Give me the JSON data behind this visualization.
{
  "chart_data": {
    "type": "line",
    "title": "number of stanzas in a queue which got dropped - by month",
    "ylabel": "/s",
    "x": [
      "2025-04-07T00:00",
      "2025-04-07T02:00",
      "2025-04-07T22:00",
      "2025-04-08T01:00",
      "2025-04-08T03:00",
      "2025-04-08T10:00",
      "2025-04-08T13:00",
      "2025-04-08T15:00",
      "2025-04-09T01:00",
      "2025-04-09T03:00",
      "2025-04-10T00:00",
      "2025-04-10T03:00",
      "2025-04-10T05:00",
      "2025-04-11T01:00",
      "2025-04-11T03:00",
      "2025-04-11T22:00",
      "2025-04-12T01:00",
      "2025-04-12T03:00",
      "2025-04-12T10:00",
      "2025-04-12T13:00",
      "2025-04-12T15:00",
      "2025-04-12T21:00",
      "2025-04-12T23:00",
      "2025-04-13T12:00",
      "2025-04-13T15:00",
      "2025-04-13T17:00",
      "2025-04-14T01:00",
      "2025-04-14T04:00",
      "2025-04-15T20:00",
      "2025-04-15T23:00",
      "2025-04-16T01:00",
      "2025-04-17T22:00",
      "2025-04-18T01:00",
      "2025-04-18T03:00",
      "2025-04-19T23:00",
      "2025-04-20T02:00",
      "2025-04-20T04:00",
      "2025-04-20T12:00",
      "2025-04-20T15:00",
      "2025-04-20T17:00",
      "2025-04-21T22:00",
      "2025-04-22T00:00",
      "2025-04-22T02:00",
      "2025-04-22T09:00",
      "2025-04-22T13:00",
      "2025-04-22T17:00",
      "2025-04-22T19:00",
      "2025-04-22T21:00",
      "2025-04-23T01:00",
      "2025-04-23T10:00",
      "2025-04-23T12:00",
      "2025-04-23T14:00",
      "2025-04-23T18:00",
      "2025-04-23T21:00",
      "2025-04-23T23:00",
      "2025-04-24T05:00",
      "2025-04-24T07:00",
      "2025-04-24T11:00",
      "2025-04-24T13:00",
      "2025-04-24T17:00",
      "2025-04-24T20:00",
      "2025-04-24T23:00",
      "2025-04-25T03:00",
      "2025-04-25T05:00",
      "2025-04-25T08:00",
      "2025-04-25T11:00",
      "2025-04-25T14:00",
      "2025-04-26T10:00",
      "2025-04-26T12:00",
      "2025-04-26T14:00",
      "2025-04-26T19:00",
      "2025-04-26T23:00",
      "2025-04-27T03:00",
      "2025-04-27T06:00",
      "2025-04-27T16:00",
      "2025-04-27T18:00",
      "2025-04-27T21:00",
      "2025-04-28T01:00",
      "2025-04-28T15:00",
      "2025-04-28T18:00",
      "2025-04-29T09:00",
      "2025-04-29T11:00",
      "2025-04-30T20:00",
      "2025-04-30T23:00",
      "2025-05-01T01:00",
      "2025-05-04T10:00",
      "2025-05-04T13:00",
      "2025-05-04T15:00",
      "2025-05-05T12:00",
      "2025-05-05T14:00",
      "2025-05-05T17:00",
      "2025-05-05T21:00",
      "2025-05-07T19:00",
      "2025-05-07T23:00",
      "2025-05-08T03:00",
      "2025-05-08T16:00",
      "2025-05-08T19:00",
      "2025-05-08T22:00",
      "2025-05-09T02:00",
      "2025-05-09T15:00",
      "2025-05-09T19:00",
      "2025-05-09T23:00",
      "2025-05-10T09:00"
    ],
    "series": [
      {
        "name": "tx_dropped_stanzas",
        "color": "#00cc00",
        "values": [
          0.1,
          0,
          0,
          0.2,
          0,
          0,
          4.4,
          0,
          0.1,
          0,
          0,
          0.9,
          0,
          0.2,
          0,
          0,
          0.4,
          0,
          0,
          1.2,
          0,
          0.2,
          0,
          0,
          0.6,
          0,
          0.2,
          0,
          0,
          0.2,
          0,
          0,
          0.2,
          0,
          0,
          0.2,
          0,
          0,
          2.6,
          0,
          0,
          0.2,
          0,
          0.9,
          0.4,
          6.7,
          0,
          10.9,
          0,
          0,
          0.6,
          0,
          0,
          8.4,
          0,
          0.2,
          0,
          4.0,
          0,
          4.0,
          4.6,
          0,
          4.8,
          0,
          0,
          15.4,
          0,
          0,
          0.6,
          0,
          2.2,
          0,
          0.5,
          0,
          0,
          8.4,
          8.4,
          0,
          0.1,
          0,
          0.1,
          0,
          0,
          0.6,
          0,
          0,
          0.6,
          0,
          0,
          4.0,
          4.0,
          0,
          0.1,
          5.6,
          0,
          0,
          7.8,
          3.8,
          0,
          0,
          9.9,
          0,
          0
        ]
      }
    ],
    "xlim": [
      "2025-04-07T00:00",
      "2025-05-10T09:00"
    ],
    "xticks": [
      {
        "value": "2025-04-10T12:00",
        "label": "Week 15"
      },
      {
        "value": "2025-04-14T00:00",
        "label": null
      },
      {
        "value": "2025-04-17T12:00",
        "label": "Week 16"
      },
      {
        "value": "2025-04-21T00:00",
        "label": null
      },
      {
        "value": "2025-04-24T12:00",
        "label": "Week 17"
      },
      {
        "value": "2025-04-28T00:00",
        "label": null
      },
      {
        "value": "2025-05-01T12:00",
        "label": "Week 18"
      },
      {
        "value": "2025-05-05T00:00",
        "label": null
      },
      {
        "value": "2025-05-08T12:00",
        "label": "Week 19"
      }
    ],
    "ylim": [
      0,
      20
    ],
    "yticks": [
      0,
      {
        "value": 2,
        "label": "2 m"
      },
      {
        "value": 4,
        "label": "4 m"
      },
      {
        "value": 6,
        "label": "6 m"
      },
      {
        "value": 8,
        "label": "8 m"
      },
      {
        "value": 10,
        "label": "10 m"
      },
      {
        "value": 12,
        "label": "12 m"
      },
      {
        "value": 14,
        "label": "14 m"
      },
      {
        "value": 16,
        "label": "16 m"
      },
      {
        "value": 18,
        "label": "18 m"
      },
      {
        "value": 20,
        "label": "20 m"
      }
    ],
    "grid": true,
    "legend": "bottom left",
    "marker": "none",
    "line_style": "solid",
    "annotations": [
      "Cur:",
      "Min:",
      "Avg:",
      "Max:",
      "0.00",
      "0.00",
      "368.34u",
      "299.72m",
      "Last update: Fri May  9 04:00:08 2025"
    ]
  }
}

= Description of the task =
Can you reproduce all the material exactly?

= Response below =
Give me the JSON data behind this visualization.
{
  "chart_data": {
    "type": "line",
    "title": "number of stanzas in a queue which got dropped - by month",
    "ylabel": "/s",
    "x": [
      "2025-04-07T00:00",
      "2025-04-07T02:00",
      "2025-04-07T22:00",
      "2025-04-08T01:00",
      "2025-04-08T03:00",
      "2025-04-08T10:00",
      "2025-04-08T13:00",
      "2025-04-08T15:00",
      "2025-04-09T01:00",
      "2025-04-09T03:00",
      "2025-04-10T00:00",
      "2025-04-10T03:00",
      "2025-04-10T05:00",
      "2025-04-11T01:00",
      "2025-04-11T03:00",
      "2025-04-11T22:00",
      "2025-04-12T01:00",
      "2025-04-12T03:00",
      "2025-04-12T10:00",
      "2025-04-12T13:00",
      "2025-04-12T15:00",
      "2025-04-12T21:00",
      "2025-04-12T23:00",
      "2025-04-13T12:00",
      "2025-04-13T15:00",
      "2025-04-13T17:00",
      "2025-04-14T01:00",
      "2025-04-14T04:00",
      "2025-04-15T20:00",
      "2025-04-15T23:00",
      "2025-04-16T01:00",
      "2025-04-17T22:00",
      "2025-04-18T01:00",
      "2025-04-18T03:00",
      "2025-04-19T23:00",
      "2025-04-20T02:00",
      "2025-04-20T04:00",
      "2025-04-20T12:00",
      "2025-04-20T15:00",
      "2025-04-20T17:00",
      "2025-04-21T22:00",
      "2025-04-22T00:00",
      "2025-04-22T02:00",
      "2025-04-22T09:00",
      "2025-04-22T13:00",
      "2025-04-22T17:00",
      "2025-04-22T19:00",
      "2025-04-22T21:00",
      "2025-04-23T01:00",
      "2025-04-23T10:00",
      "2025-04-23T12:00",
      "2025-04-23T14:00",
      "2025-04-23T18:00",
      "2025-04-23T21:00",
      "2025-04-23T23:00",
      "2025-04-24T05:00",
      "2025-04-24T07:00",
      "2025-04-24T11:00",
      "2025-04-24T13:00",
      "2025-04-24T17:00",
      "2025-04-24T20:00",
      "2025-04-24T23:00",
      "2025-04-25T03:00",
      "2025-04-25T05:00",
      "2025-04-25T08:00",
      "2025-04-25T11:00",
      "2025-04-25T14:00",
      "2025-04-26T10:00",
      "2025-04-26T12:00",
      "2025-04-26T14:00",
      "2025-04-26T19:00",
      "2025-04-26T23:00",
      "2025-04-27T03:00",
      "2025-04-27T06:00",
      "2025-04-27T16:00",
      "2025-04-27T18:00",
      "2025-04-27T21:00",
      "2025-04-28T01:00",
      "2025-04-28T15:00",
      "2025-04-28T18:00",
      "2025-04-29T09:00",
      "2025-04-29T11:00",
      "2025-04-30T20:00",
      "2025-04-30T23:00",
      "2025-05-01T01:00",
      "2025-05-04T10:00",
      "2025-05-04T13:00",
      "2025-05-04T15:00",
      "2025-05-05T12:00",
      "2025-05-05T14:00",
      "2025-05-05T17:00",
      "2025-05-05T21:00",
      "2025-05-07T19:00",
      "2025-05-07T23:00",
      "2025-05-08T03:00",
      "2025-05-08T16:00",
      "2025-05-08T19:00",
      "2025-05-08T22:00",
      "2025-05-09T02:00",
      "2025-05-09T15:00",
      "2025-05-09T19:00",
      "2025-05-09T23:00",
      "2025-05-10T09:00"
    ],
    "series": [
      {
        "name": "tx_dropped_stanzas",
        "color": "#00cc00",
        "values": [
          0.1,
          0,
          0,
          0.2,
          0,
          0,
          4.4,
          0,
          0.1,
          0,
          0,
          0.9,
          0,
          0.2,
          0,
          0,
          0.4,
          0,
          0,
          1.2,
          0,
          0.2,
          0,
          0,
          0.6,
          0,
          0.2,
          0,
          0,
          0.2,
          0,
          0,
          0.2,
          0,
          0,
          0.2,
          0,
          0,
          2.6,
          0,
          0,
          0.2,
          0,
          0.9,
          0.4,
          6.7,
          0,
          10.9,
          0,
          0,
          0.6,
          0,
          0,
          8.4,
          0,
          0.2,
          0,
          4.0,
          0,
          4.0,
          4.6,
          0,
          4.8,
          0,
          0,
          15.4,
          0,
          0,
          0.6,
          0,
          2.2,
          0,
          0.5,
          0,
          0,
          8.4,
          8.4,
          0,
          0.1,
          0,
          0.1,
          0,
          0,
          0.6,
          0,
          0,
          0.6,
          0,
          0,
          4.0,
          4.0,
          0,
          0.1,
          5.6,
          0,
          0,
          7.8,
          3.8,
          0,
          0,
          9.9,
          0,
          0
        ]
      }
    ],
    "xlim": [
      "2025-04-07T00:00",
      "2025-05-10T09:00"
    ],
    "xticks": [
      {
        "value": "2025-04-10T12:00",
        "label": "Week 15"
      },
      {
        "value": "2025-04-14T00:00",
        "label": null
      },
      {
        "value": "2025-04-17T12:00",
        "label": "Week 16"
      },
      {
        "value": "2025-04-21T00:00",
        "label": null
      },
      {
        "value": "2025-04-24T12:00",
        "label": "Week 17"
      },
      {
        "value": "2025-04-28T00:00",
        "label": null
      },
      {
        "value": "2025-05-01T12:00",
        "label": "Week 18"
      },
      {
        "value": "2025-05-05T00:00",
        "label": null
      },
      {
        "value": "2025-05-08T12:00",
        "label": "Week 19"
      }
    ],
    "ylim": [
      0,
      20
    ],
    "yticks": [
      0,
      {
        "value": 2,
        "label": "2 m"
      },
      {
        "value": 4,
        "label": "4 m"
      },
      {
        "value": 6,
        "label": "6 m"
      },
      {
        "value": 8,
        "label": "8 m"
      },
      {
        "value": 10,
        "label": "10 m"
      },
      {
        "value": 12,
        "label": "12 m"
      },
      {
        "value": 14,
        "label": "14 m"
      },
      {
        "value": 16,
        "label": "16 m"
      },
      {
        "value": 18,
        "label": "18 m"
      },
      {
        "value": 20,
        "label": "20 m"
      }
    ],
    "grid": true,
    "legend": "bottom left",
    "marker": "none",
    "line_style": "solid",
    "annotations": [
      "Cur:",
      "Min:",
      "Avg:",
      "Max:",
      "0.00",
      "0.00",
      "368.34u",
      "299.72m",
      "Last update: Fri May  9 04:00:08 2025"
    ]
  }
}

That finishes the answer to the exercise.